{
 "cells": [
  {
   "cell_type": "markdown",
   "metadata": {},
   "source": [
    "# Python: Group Average Treatment Effects (GATEs) for PLR models\n",
    "\n",
    "In this simple example, we illustrate how the [DoubleML](https://docs.doubleml.org/stable/index.html) package can be used to estimate group average treatment effects in the [DoubleMLPLR](https://docs.doubleml.org/stable/guide/models.html#partially-linear-regression-model-plr) model."
   ]
  },
  {
   "cell_type": "code",
   "execution_count": null,
   "metadata": {},
   "outputs": [],
   "source": [
    "import numpy as np\n",
    "import pandas as pd\n",
    "import doubleml as dml\n",
    "\n",
    "from doubleml.irm.datasets import make_heterogeneous_data"
   ]
  },
  {
   "cell_type": "markdown",
   "metadata": {},
   "source": [
    "## Data\n",
    "\n",
    "We define a data generating process to create synthetic data to compare the estimates to the true effect. The data generating process is based on the Monte Carlo simulation from [Oprescu et al. (2019)](http://proceedings.mlr.press/v97/oprescu19a.html).\n",
    "\n",
    "The documentation of the data generating process can be found [here](https://docs.doubleml.org/stable/api/datasets.html#dataset-generators). In this example the true effect depends only the first covariate $X_0$ and takes the following form\n",
    "\n",
    "$$\n",
    "\\theta_0(X) = \\exp(2X_0) + 3\\sin(4X_0).\n",
    "$$"
   ]
  },
  {
   "cell_type": "code",
   "execution_count": null,
   "metadata": {},
   "outputs": [],
   "source": [
    "np.random.seed(42)\n",
    "data_dict = make_heterogeneous_data(\n",
    "    n_obs=500,\n",
    "    p=10,\n",
    "    support_size=5,\n",
    "    n_x=1,\n",
    ")\n",
    "data = data_dict['data']\n",
    "print(data.head())"
   ]
  },
  {
   "cell_type": "markdown",
   "metadata": {},
   "source": [
    "The generated dictionary also contains the true individual effects saved in the key `effects`."
---*---
■ **Required tasks**
(A) Summarize the DoubleML GATE notebook in two sentences.
(B) List every argument passed to make_heterogeneous_data in the DoubleML GATE notebook, together with the value it is given.
(C) Extend the DoubleML GATE notebook, starting after its final sentence about the key `effects`.
The material that comes after this text has no role in any of the work.
---*---
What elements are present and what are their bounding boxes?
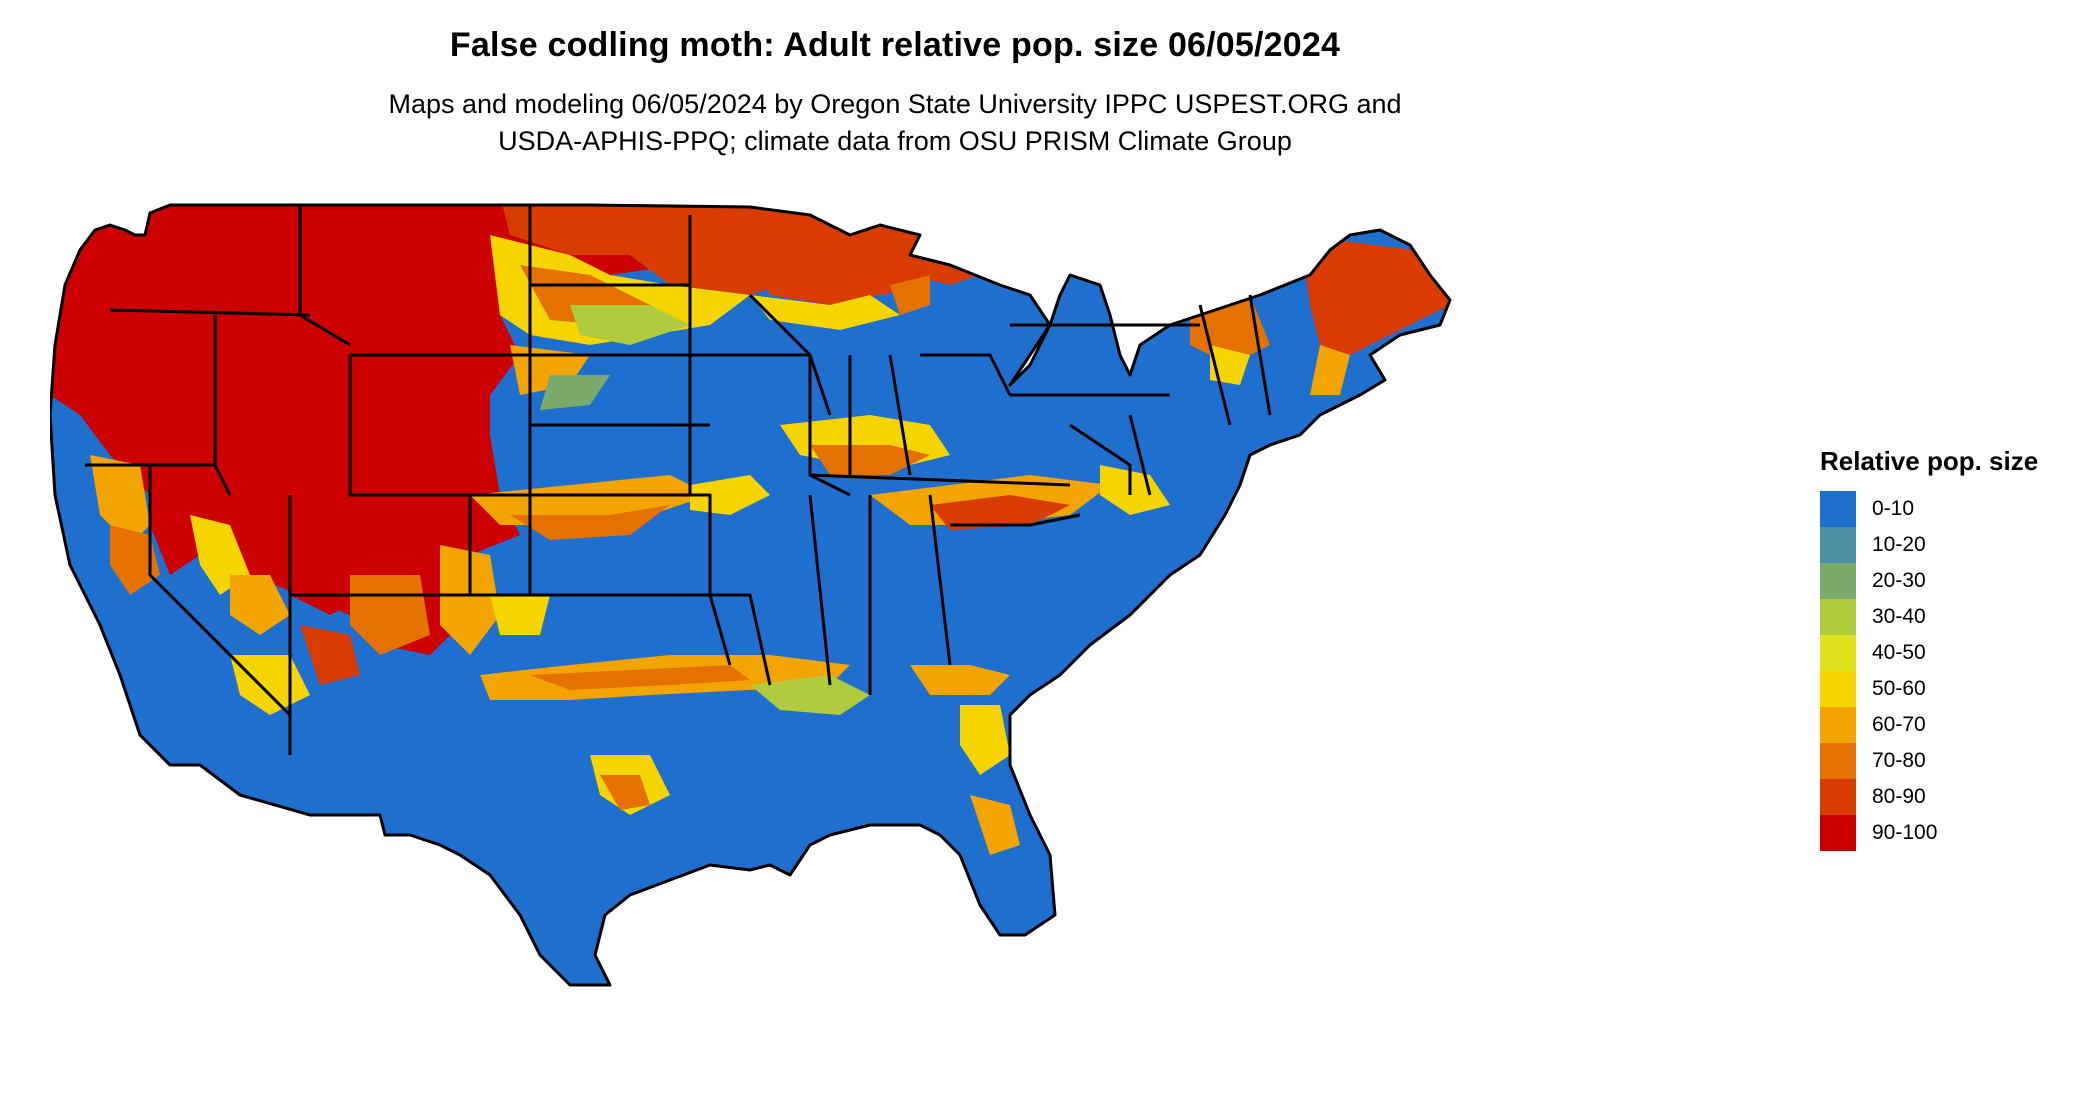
subtitle-line-1: Maps and modeling 06/05/2024 by Oregon S… bbox=[388, 89, 1402, 119]
legend-swatch bbox=[1820, 491, 1856, 527]
map-title: False codling moth: Adult relative pop. … bbox=[449, 26, 1341, 64]
legend-item: 10-20 bbox=[1820, 527, 2090, 563]
legend-item: 60-70 bbox=[1820, 707, 2090, 743]
legend-item: 50-60 bbox=[1820, 671, 2090, 707]
legend-swatch bbox=[1820, 599, 1856, 635]
legend-item: 40-50 bbox=[1820, 635, 2090, 671]
legend-swatch bbox=[1820, 707, 1856, 743]
legend-label: 80-90 bbox=[1872, 785, 1926, 808]
map-subtitle: Maps and modeling 06/05/2024 by Oregon S… bbox=[0, 86, 1790, 160]
us-population-map bbox=[50, 203, 1452, 987]
legend-label: 10-20 bbox=[1872, 533, 1926, 556]
legend-label: 30-40 bbox=[1872, 605, 1926, 628]
legend-swatch bbox=[1820, 563, 1856, 599]
legend-swatch bbox=[1820, 635, 1856, 671]
legend-swatch bbox=[1820, 779, 1856, 815]
legend-item: 80-90 bbox=[1820, 779, 2090, 815]
legend-label: 50-60 bbox=[1872, 677, 1926, 700]
legend-item: 0-10 bbox=[1820, 491, 2090, 527]
subtitle-line-2: USDA-APHIS-PPQ; climate data from OSU PR… bbox=[498, 126, 1292, 156]
legend-item: 70-80 bbox=[1820, 743, 2090, 779]
legend-label: 90-100 bbox=[1872, 821, 1938, 844]
legend-swatch bbox=[1820, 815, 1856, 851]
legend-swatch bbox=[1820, 527, 1856, 563]
legend-swatch bbox=[1820, 671, 1856, 707]
map-legend: Relative pop. size 0-10 10-20 20-30 30-40 40… bbox=[1820, 446, 2090, 851]
legend-title: Relative pop. size bbox=[1820, 446, 2039, 476]
legend-item: 30-40 bbox=[1820, 599, 2090, 635]
legend-label: 0-10 bbox=[1872, 497, 1915, 520]
legend-label: 60-70 bbox=[1872, 713, 1926, 736]
legend-item: 20-30 bbox=[1820, 563, 2090, 599]
legend-label: 70-80 bbox=[1872, 749, 1926, 772]
legend-item: 90-100 bbox=[1820, 815, 2090, 851]
legend-label: 40-50 bbox=[1872, 641, 1926, 664]
legend-swatch bbox=[1820, 743, 1856, 779]
legend-items: 0-10 10-20 20-30 30-40 40-50 50-60 60-70 70-80 8… bbox=[1820, 491, 2090, 851]
legend-label: 20-30 bbox=[1872, 569, 1926, 592]
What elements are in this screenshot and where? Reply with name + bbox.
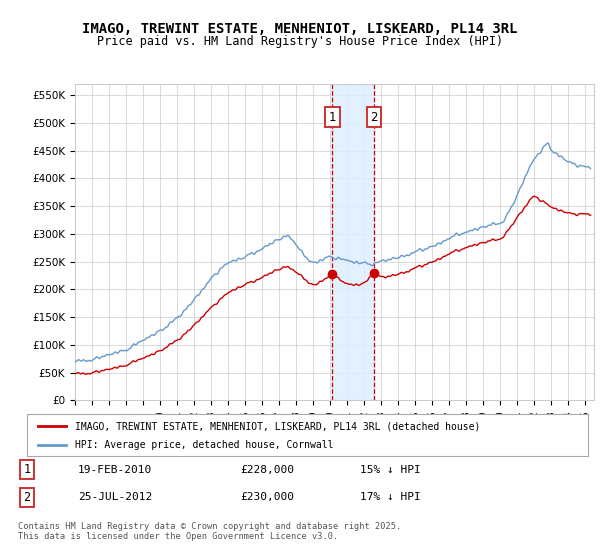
Text: HPI: Average price, detached house, Cornwall: HPI: Average price, detached house, Corn…: [74, 440, 333, 450]
Text: Price paid vs. HM Land Registry's House Price Index (HPI): Price paid vs. HM Land Registry's House …: [97, 35, 503, 48]
Text: IMAGO, TREWINT ESTATE, MENHENIOT, LISKEARD, PL14 3RL: IMAGO, TREWINT ESTATE, MENHENIOT, LISKEA…: [82, 22, 518, 36]
Text: 15% ↓ HPI: 15% ↓ HPI: [360, 465, 421, 475]
Text: £228,000: £228,000: [240, 465, 294, 475]
Text: 17% ↓ HPI: 17% ↓ HPI: [360, 492, 421, 502]
Bar: [332, 84, 374, 400]
Text: Contains HM Land Registry data © Crown copyright and database right 2025.
This d: Contains HM Land Registry data © Crown c…: [18, 522, 401, 542]
Text: 19-FEB-2010: 19-FEB-2010: [78, 465, 152, 475]
Text: IMAGO, TREWINT ESTATE, MENHENIOT, LISKEARD, PL14 3RL (detached house): IMAGO, TREWINT ESTATE, MENHENIOT, LISKEA…: [74, 421, 480, 431]
Text: 2: 2: [23, 491, 31, 504]
Text: 1: 1: [23, 463, 31, 476]
Text: 2: 2: [370, 111, 378, 124]
Text: 1: 1: [329, 111, 336, 124]
Text: £230,000: £230,000: [240, 492, 294, 502]
Text: 25-JUL-2012: 25-JUL-2012: [78, 492, 152, 502]
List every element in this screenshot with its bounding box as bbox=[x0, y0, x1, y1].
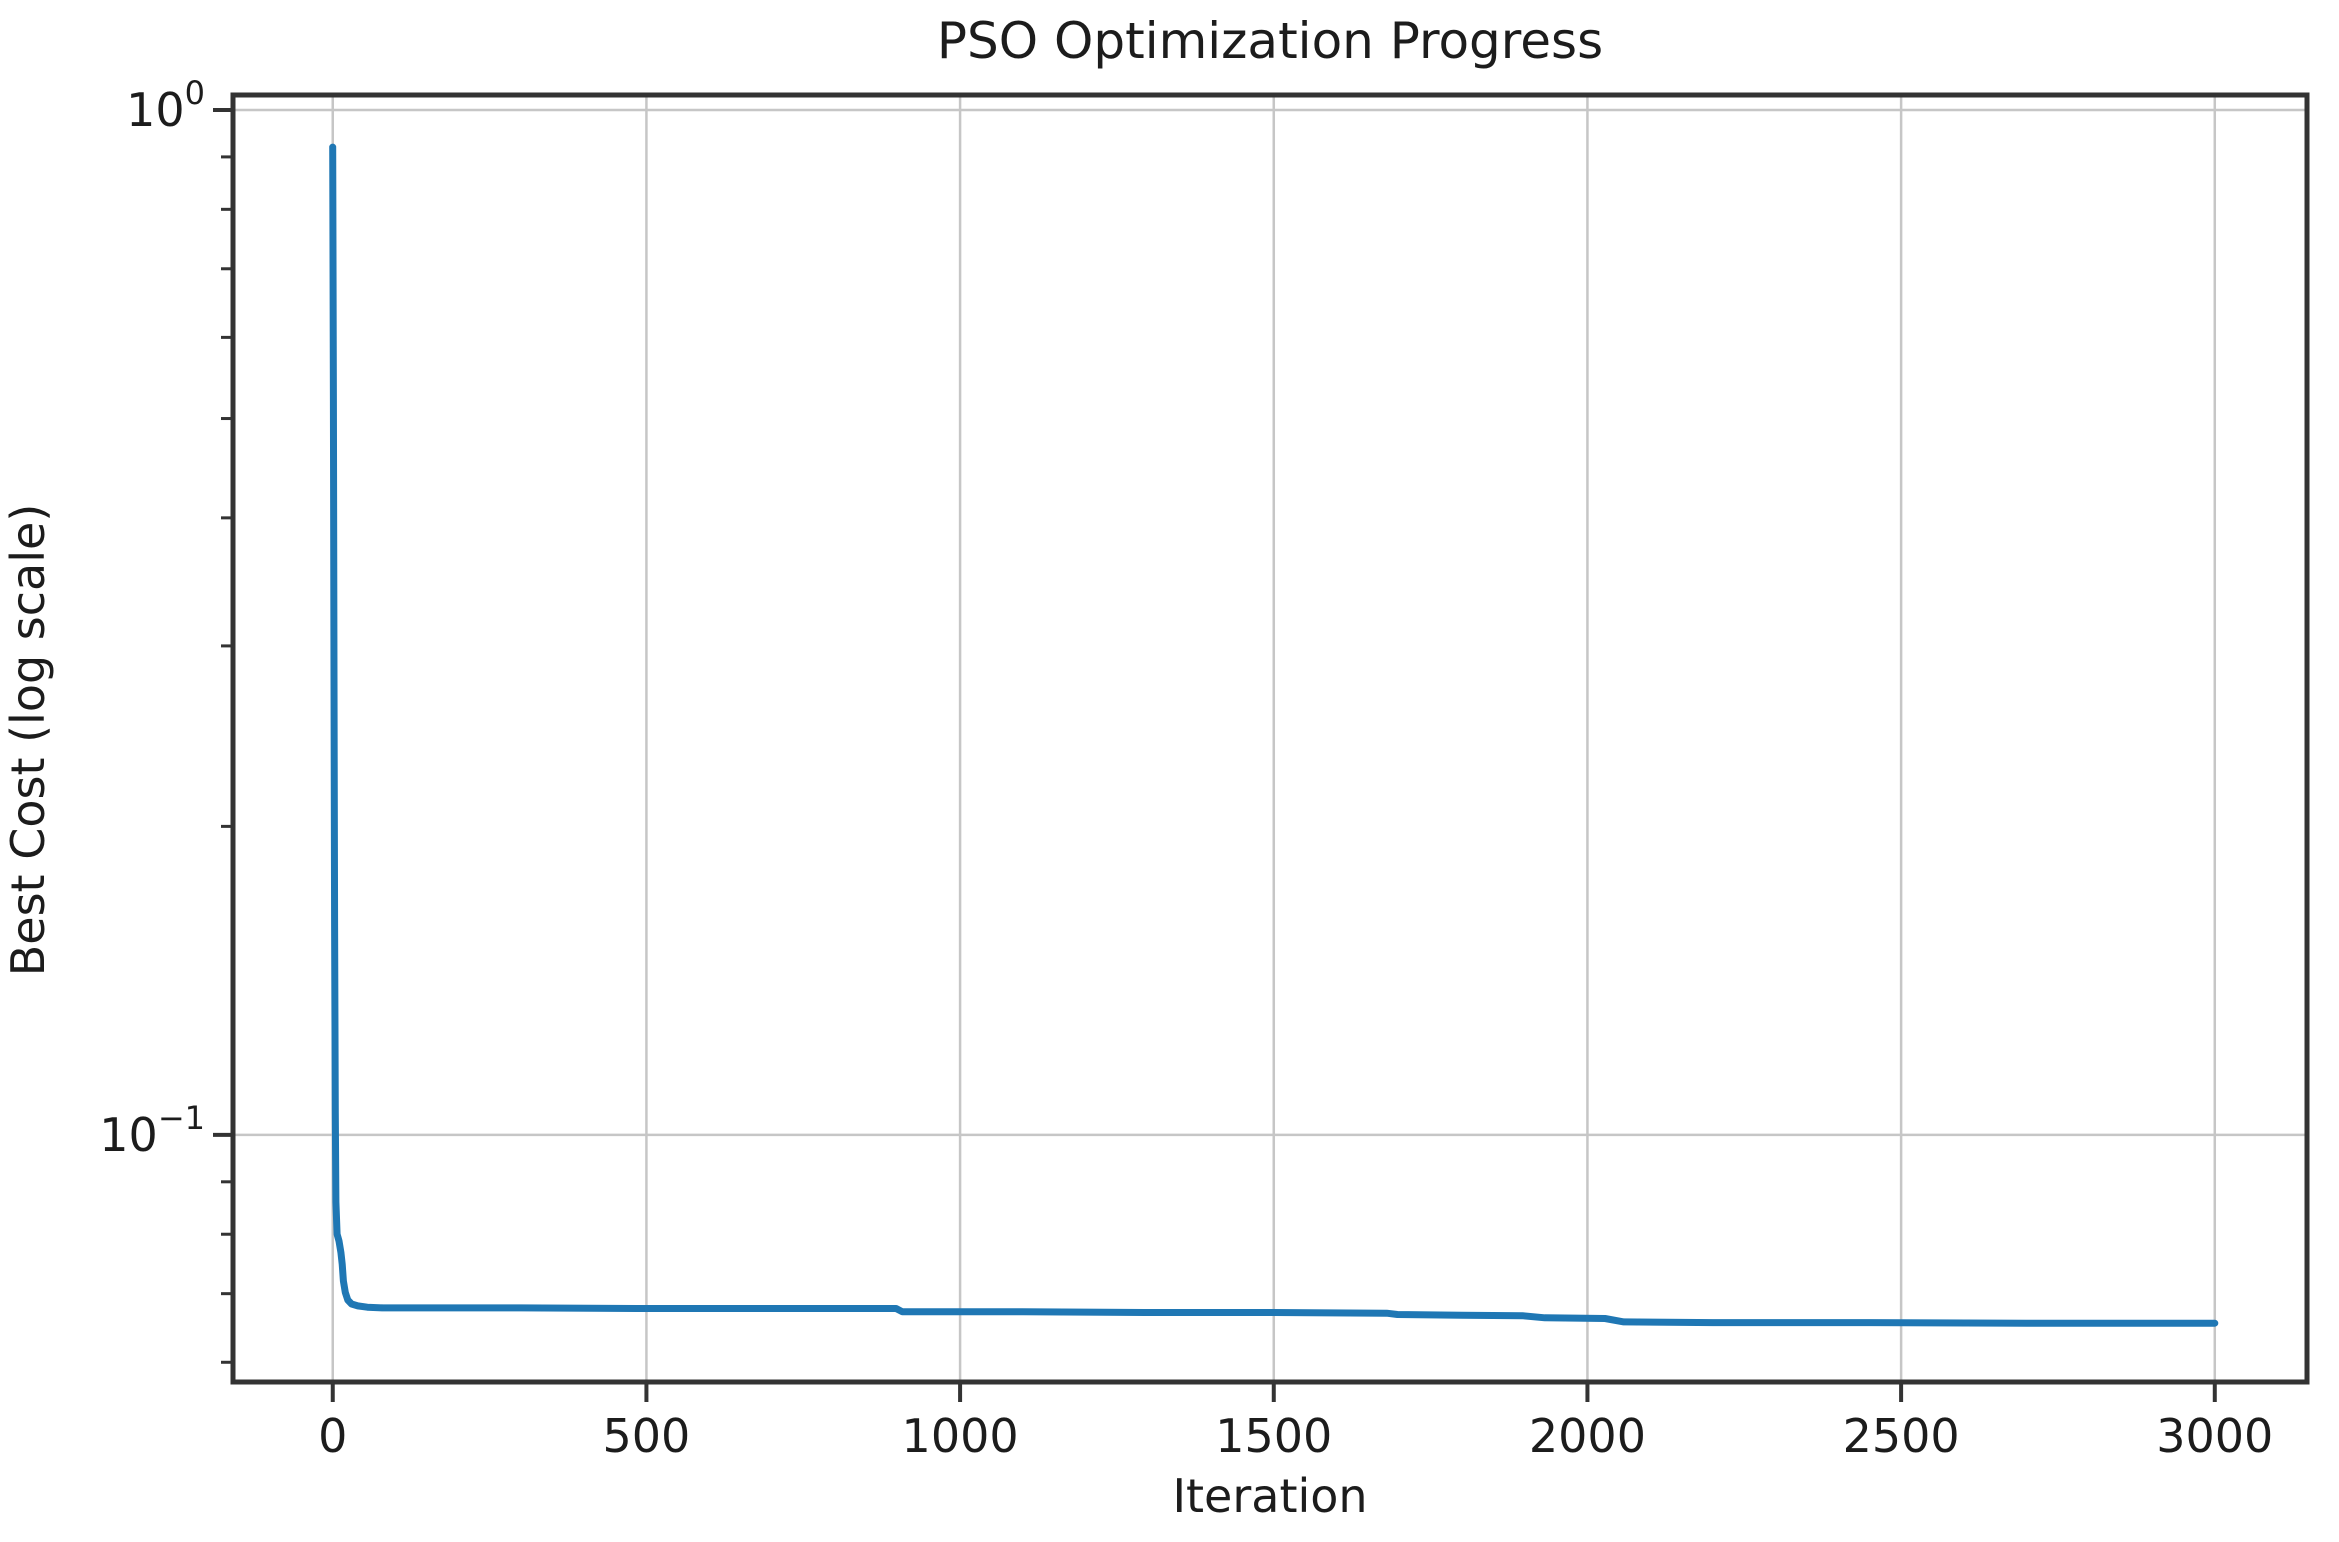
x-tick-label: 2500 bbox=[1843, 1409, 1960, 1463]
y-tick-label: 10−1 bbox=[99, 1099, 205, 1162]
x-tick-label: 0 bbox=[318, 1409, 347, 1463]
axes-spines-ticks bbox=[213, 92, 2310, 1402]
best-cost-line bbox=[329, 143, 2219, 1327]
y-tick-label: 100 bbox=[126, 74, 205, 137]
cost-line-series bbox=[329, 143, 2219, 1327]
x-tick-label: 1000 bbox=[902, 1409, 1019, 1463]
x-axis-label: Iteration bbox=[1172, 1469, 1367, 1523]
tick-labels: 0 500 1000 1500 2000 2500 3000 100 10−1 bbox=[99, 74, 2273, 1463]
x-tick-label: 1500 bbox=[1215, 1409, 1332, 1463]
x-tick-label: 2000 bbox=[1529, 1409, 1646, 1463]
x-tick-label: 3000 bbox=[2156, 1409, 2273, 1463]
chart-title: PSO Optimization Progress bbox=[937, 12, 1603, 70]
gridlines bbox=[233, 95, 2307, 1382]
plot-border bbox=[230, 92, 2310, 1385]
x-tick-label: 500 bbox=[603, 1409, 691, 1463]
y-axis-label: Best Cost (log scale) bbox=[1, 504, 55, 977]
---*---
■ **Task-by-task answers**
(A) The example shows how the DoubleML package can be used to estimate group average treatment effects in the DoubleMLPLR model. It uses synthetic data from a data generating process based on the Monte Carlo simulation of Oprescu et al. (2019), in which the true effect depends only on the first covariate X_0 and equals exp(2X_0) + 3sin(4X_0).

(B)
- n_obs=500
- p=10
- support_size=5
- n_x=1

(C)
   ]
  },
  {
   "cell_type": "code",
   "execution_count": null,
   "metadata": {},
   "outputs": [],
   "source": [
    "ite = data_dict['effects']\n",
    "print(ite[:5])"
   ]
  },
  {
   "cell_type": "markdown",
   "metadata": {},
   "source": [
    "The goal is to estimate the average treatment effect for different groups based on the covariate $X_0$. The groups can be specified as [DataFrame](https://pandas.pydata.org/docs/reference/api/pandas.DataFrame.html) with boolean columns. We consider the following three groups"
   ]
  },
  {
   "cell_type": "code",
   "execution_count": null,
   "metadata": {},
   "outputs": [],
   "source": [
    "groups = pd.DataFrame(\n",
    "    np.column_stack((data['X_0'] <= 0.3,\n",
    "                     (data['X_0'] > 0.3) & (data['X_0'] <= 0.7),\n",
    "                     data['X_0'] > 0.7)),\n",
    "    columns=['Group 1', 'Group 2', 'Group 3'])\n",
    "print(groups.head())"
   ]
  },
  {
   "cell_type": "markdown",
   "metadata": {},
   "source": [
    "The true effects (still including sampling uncertainty) are given by"
   ]
  },
  {
   "cell_type": "code",
   "execution_count": null,
   "metadata": {},
   "outputs": [],
   "source": [
    "true_effects = [ite[groups[group]].mean() for group in groups.columns]\n",
    "print(true_effects)"
   ]
  },
  {
   "cell_type": "markdown",
   "metadata": {},
   "source": [
    "## Partially Linear Regression Model (PLR)\n",
    "The first step is to fit a [DoubleML PLR Model](https://docs.doubleml.org/stable/guide/models.html#partially-linear-regression-model-plr) to the data."
   ]
  },
  {
   "cell_type": "code",
   "execution_count": null,
   "metadata": {},
   "outputs": [],
   "source": [
    "data_dml_base = dml.DoubleMLData(\n",
    "    data,\n",
    "    y_col='y',\n",
    "    d_cols='d'\n",
    ")"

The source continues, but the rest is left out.